(Dataset rows about figures)
────────────────────
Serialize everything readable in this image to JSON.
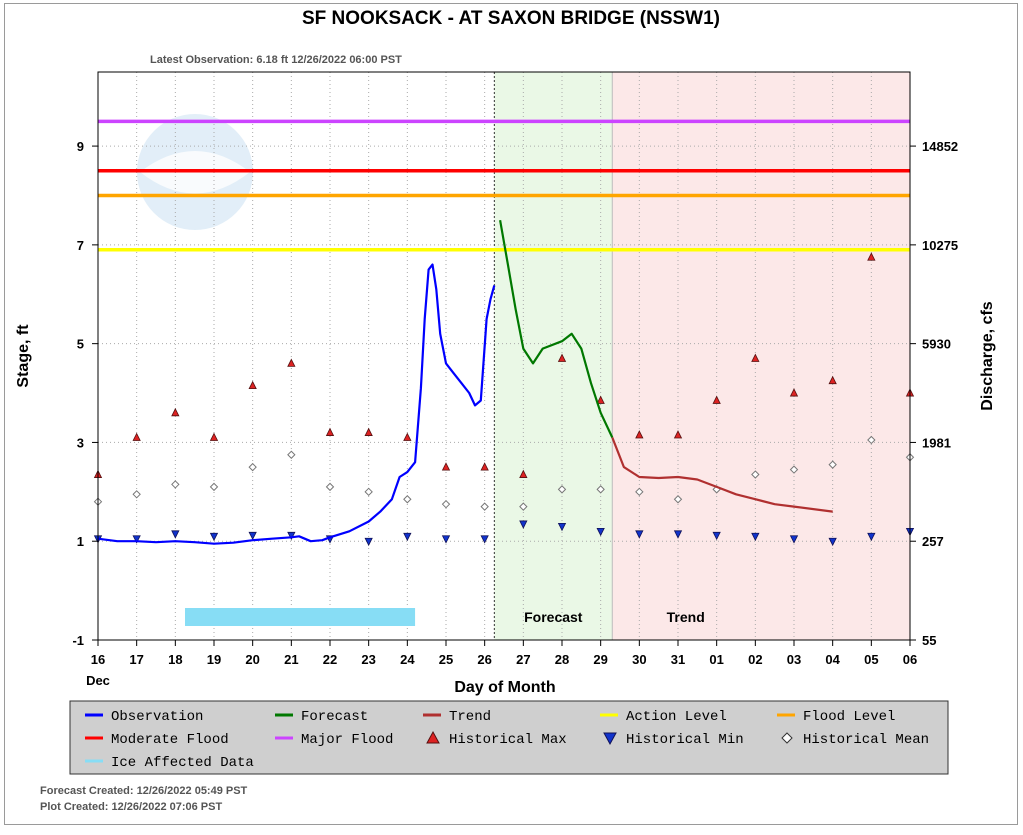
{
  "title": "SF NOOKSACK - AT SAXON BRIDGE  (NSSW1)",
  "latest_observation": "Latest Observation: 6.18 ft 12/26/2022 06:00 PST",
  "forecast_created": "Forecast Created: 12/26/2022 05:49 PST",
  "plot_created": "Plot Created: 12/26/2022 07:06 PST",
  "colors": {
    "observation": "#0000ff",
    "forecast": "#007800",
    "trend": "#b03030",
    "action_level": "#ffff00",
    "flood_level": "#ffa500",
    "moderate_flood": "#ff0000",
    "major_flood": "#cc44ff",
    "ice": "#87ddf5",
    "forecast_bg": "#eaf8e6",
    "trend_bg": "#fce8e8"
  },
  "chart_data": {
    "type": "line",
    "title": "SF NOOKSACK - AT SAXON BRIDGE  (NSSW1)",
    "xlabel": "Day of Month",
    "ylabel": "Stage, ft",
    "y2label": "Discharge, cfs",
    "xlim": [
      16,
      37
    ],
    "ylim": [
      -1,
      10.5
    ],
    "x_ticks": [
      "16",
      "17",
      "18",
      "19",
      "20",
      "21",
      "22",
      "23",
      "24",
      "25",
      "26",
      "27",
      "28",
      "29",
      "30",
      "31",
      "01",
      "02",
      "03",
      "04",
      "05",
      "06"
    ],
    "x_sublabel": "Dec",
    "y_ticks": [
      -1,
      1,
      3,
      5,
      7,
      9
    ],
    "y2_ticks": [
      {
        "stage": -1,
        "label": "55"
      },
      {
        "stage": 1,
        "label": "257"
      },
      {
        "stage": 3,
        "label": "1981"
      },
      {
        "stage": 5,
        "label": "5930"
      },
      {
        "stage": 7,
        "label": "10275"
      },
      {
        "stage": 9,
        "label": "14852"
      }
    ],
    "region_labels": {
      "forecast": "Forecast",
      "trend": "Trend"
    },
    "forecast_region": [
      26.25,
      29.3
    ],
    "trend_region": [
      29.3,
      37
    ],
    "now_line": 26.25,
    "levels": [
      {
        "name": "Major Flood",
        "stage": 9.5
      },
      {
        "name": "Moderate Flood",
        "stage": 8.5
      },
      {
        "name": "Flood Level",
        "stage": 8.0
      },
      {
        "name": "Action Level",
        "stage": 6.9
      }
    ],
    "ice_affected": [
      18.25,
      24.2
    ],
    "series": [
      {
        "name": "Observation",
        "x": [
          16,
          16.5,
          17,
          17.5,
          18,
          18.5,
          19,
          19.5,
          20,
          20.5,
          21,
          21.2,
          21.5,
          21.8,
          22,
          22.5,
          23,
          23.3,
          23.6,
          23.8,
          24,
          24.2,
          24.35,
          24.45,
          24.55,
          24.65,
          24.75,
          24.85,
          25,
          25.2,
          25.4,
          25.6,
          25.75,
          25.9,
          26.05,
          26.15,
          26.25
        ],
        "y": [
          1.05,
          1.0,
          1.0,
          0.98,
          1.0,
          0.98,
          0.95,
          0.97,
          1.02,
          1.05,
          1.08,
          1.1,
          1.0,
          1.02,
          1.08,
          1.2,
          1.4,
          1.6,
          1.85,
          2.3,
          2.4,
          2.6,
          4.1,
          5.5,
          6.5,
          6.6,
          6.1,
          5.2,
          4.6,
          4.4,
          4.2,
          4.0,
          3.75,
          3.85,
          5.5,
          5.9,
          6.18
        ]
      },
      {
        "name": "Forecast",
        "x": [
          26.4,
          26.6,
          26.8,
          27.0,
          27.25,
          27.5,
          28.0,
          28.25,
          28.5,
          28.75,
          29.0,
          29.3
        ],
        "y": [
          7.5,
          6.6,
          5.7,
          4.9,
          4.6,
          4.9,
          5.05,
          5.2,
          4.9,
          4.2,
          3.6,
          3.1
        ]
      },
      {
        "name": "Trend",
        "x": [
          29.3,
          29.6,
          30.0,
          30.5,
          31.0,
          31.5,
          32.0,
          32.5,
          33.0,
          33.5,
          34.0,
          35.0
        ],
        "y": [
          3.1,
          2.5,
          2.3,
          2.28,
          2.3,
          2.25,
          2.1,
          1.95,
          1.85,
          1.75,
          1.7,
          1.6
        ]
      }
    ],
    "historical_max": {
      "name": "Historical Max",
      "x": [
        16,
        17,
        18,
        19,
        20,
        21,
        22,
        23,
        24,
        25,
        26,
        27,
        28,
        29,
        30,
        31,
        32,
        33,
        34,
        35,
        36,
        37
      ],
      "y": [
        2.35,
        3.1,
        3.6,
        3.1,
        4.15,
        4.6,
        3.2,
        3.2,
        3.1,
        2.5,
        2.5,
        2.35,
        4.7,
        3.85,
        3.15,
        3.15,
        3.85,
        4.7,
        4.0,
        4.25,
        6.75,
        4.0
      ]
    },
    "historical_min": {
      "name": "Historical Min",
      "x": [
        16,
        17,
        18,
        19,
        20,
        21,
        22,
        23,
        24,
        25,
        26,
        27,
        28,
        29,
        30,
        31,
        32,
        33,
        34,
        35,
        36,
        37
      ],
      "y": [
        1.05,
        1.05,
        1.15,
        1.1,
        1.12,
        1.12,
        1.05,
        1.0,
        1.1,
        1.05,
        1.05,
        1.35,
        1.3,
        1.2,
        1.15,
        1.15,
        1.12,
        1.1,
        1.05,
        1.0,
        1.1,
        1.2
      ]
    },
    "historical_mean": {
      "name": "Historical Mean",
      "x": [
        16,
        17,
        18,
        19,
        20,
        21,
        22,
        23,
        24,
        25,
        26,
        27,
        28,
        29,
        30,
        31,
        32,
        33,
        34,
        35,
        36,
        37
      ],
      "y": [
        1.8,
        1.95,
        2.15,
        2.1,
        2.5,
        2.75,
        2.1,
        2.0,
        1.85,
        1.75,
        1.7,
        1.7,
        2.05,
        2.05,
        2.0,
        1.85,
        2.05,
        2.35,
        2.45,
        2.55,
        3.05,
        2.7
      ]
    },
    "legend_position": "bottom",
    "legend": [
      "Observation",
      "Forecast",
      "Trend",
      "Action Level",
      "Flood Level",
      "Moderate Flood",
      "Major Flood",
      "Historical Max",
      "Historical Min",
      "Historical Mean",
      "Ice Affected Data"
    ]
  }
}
────────────────────
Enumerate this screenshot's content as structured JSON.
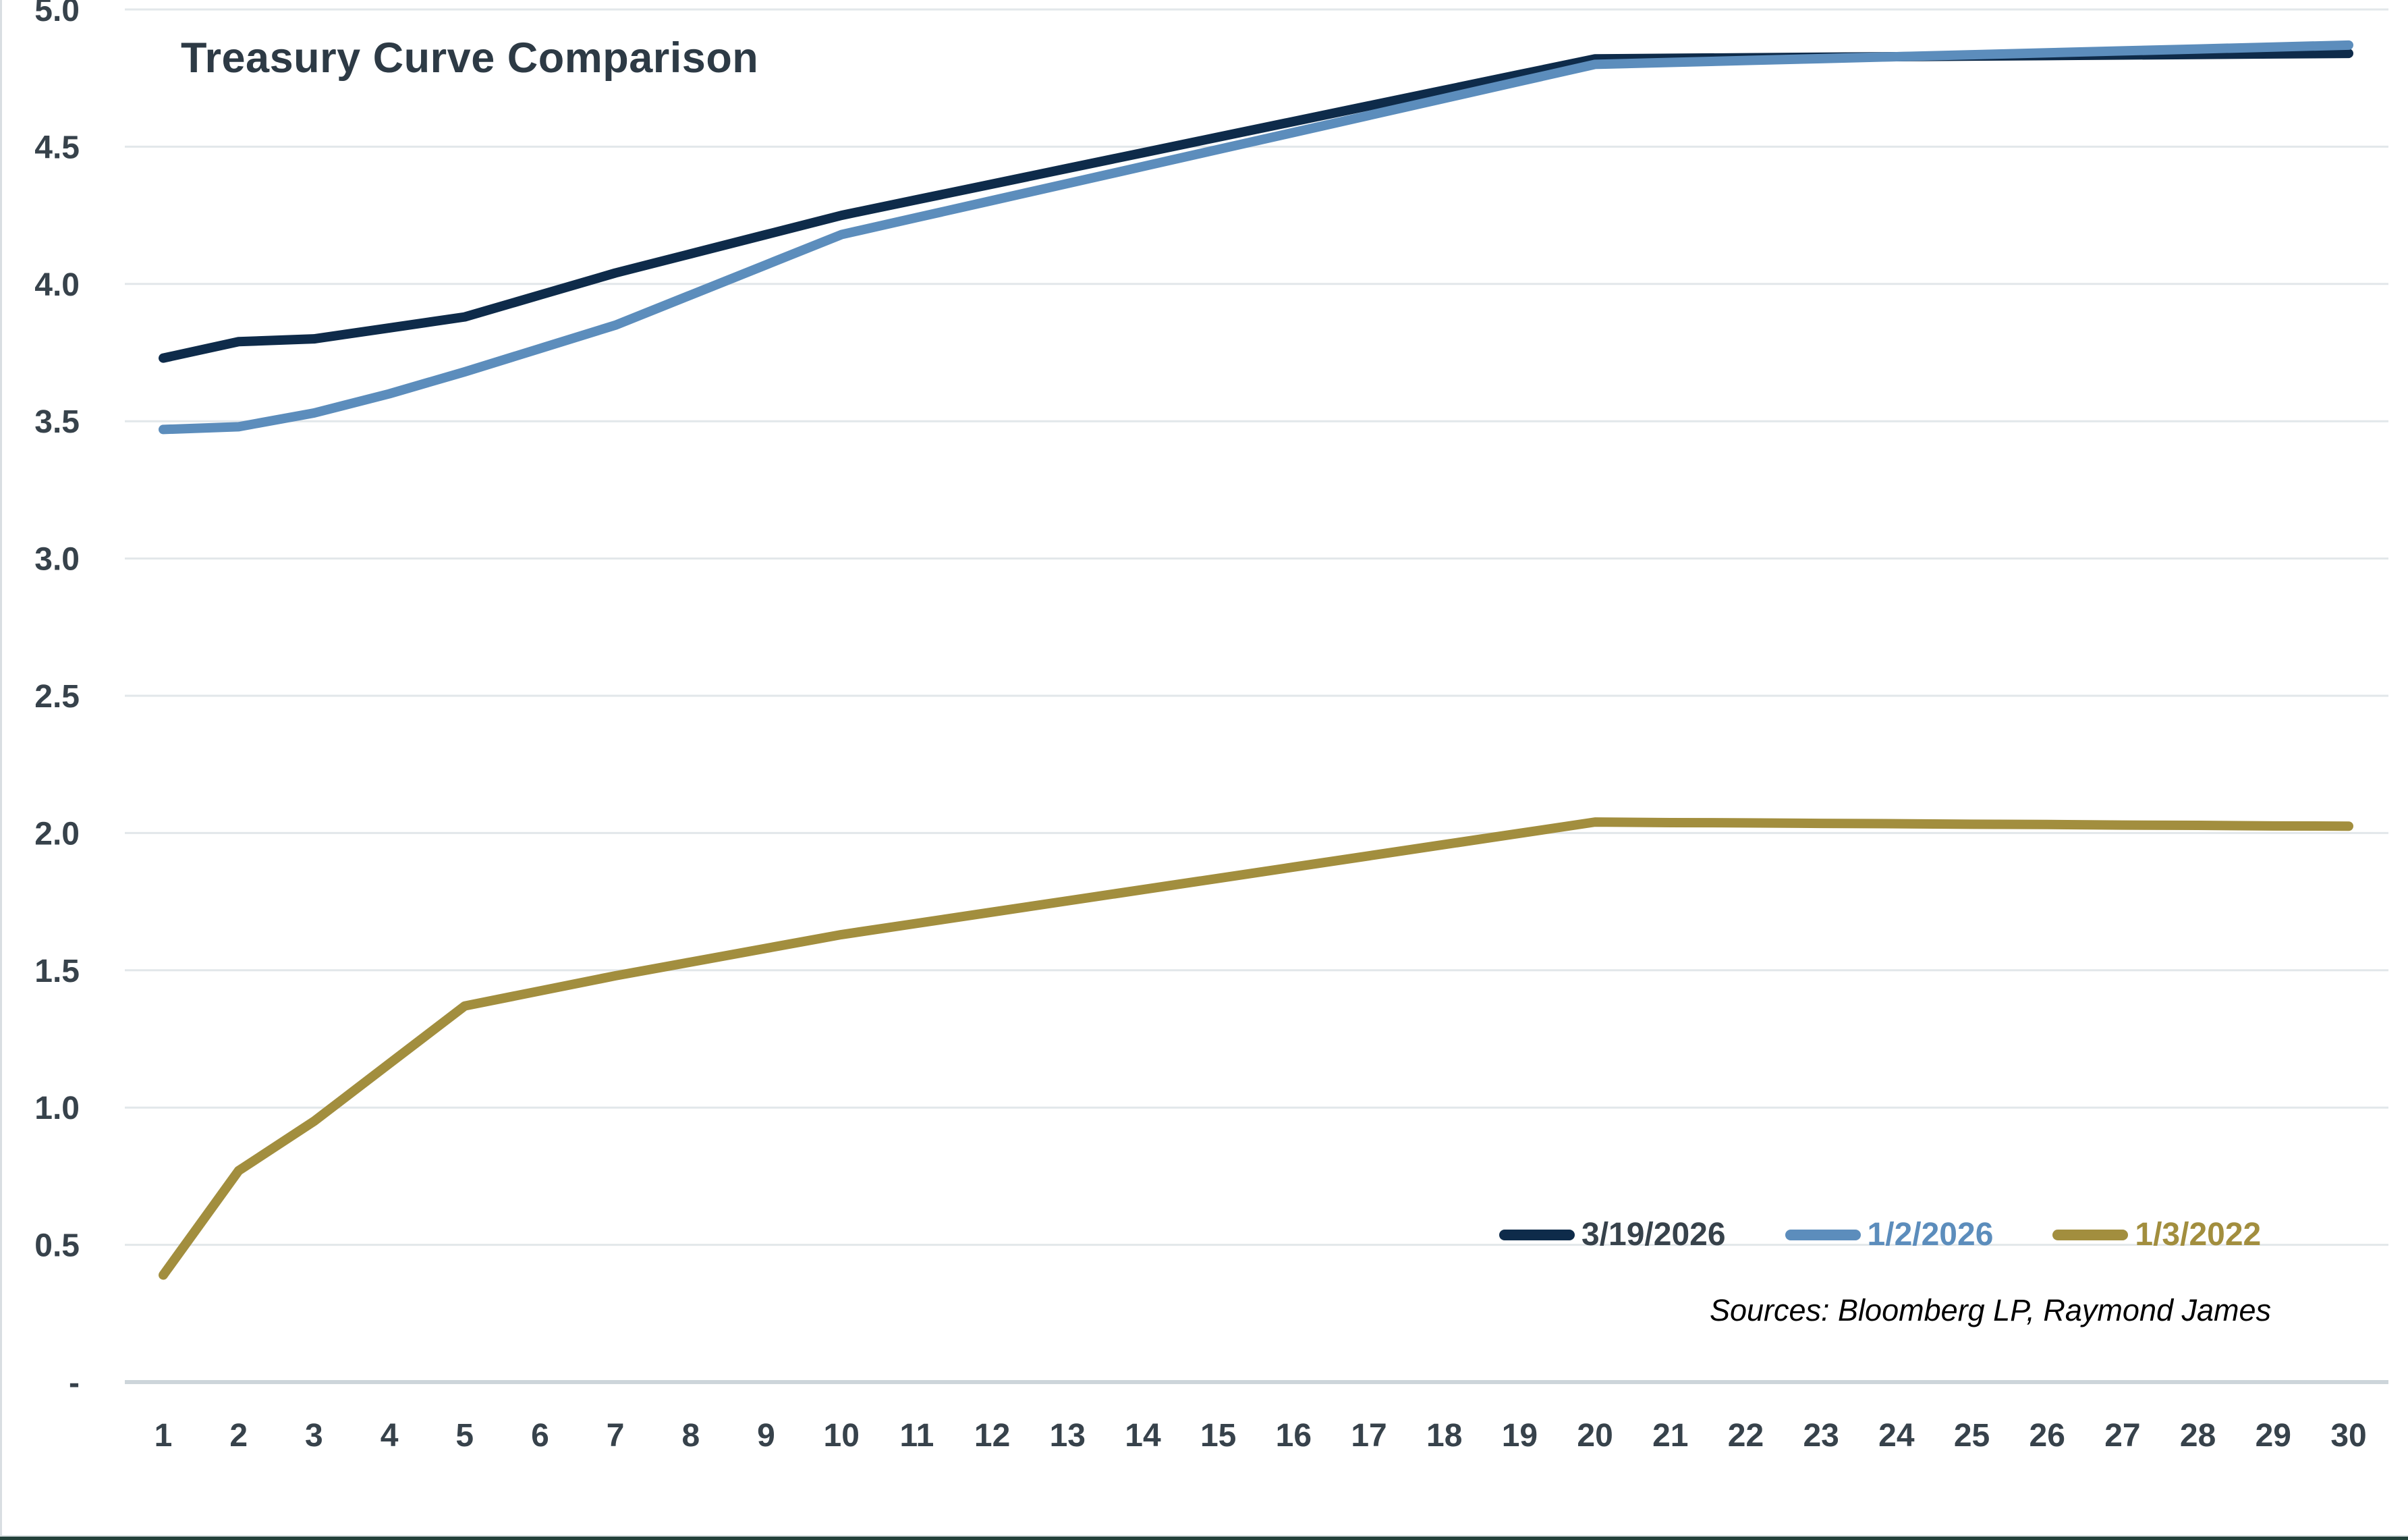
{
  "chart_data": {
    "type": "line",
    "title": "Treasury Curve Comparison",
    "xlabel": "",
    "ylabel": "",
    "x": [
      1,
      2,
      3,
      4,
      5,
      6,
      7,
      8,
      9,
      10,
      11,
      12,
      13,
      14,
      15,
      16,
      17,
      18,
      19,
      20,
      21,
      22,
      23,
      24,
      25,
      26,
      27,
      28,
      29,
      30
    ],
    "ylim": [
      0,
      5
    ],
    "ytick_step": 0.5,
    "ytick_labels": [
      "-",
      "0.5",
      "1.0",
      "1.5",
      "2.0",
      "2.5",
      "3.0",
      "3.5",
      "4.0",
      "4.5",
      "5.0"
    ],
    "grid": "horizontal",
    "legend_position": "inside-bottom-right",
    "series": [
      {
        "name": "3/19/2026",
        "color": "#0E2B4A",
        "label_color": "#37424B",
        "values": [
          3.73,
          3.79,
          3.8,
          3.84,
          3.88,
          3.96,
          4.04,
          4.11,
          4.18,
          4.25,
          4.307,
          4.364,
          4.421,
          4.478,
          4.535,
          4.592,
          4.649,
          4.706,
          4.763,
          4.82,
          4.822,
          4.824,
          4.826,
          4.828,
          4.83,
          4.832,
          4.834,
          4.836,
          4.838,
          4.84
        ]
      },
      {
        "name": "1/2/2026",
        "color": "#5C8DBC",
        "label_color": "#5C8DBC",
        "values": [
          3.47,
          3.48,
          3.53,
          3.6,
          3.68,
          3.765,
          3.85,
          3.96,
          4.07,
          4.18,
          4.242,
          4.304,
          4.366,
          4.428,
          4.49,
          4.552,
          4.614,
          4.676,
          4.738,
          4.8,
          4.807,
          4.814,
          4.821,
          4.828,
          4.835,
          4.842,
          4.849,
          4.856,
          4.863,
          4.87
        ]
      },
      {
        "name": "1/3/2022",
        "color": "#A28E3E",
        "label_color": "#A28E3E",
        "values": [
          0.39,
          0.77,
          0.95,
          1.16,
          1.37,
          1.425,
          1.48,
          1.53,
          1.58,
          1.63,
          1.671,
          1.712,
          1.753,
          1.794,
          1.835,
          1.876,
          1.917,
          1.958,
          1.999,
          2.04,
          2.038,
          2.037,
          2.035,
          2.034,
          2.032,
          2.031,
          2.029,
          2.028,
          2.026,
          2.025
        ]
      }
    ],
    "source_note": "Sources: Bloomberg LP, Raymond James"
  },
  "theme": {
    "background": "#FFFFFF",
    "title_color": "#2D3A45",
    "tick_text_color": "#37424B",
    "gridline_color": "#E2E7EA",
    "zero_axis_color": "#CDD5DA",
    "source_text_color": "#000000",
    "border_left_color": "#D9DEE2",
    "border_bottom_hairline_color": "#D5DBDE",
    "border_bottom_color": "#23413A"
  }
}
────────────────────
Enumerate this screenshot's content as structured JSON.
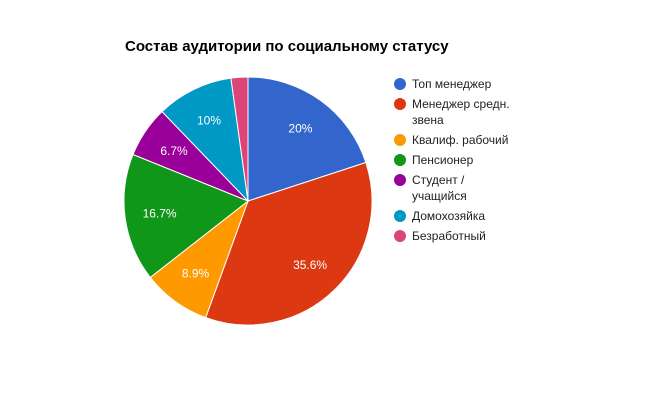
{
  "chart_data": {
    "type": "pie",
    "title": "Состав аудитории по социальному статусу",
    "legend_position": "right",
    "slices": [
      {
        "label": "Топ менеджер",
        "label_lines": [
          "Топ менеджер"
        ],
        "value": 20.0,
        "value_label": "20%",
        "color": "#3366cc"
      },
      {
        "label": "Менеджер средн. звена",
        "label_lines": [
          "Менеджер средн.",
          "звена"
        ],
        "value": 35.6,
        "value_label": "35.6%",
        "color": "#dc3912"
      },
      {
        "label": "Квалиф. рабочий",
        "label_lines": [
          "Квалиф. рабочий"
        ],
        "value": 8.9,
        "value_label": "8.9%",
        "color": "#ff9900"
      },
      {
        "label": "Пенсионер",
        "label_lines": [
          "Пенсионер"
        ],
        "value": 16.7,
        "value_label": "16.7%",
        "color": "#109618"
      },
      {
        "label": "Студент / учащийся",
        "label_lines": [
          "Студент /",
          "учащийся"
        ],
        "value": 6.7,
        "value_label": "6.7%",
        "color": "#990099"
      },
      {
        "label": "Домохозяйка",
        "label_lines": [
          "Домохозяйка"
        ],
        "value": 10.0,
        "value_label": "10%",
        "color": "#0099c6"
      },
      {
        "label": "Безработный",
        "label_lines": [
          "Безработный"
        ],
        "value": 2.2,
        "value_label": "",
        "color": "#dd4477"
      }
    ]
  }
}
────────────────────
Task prompt
Find all lines holding the string "средн" and copy them.

Task answer
        "label": "Менеджер средн. звена",
          "Менеджер средн.",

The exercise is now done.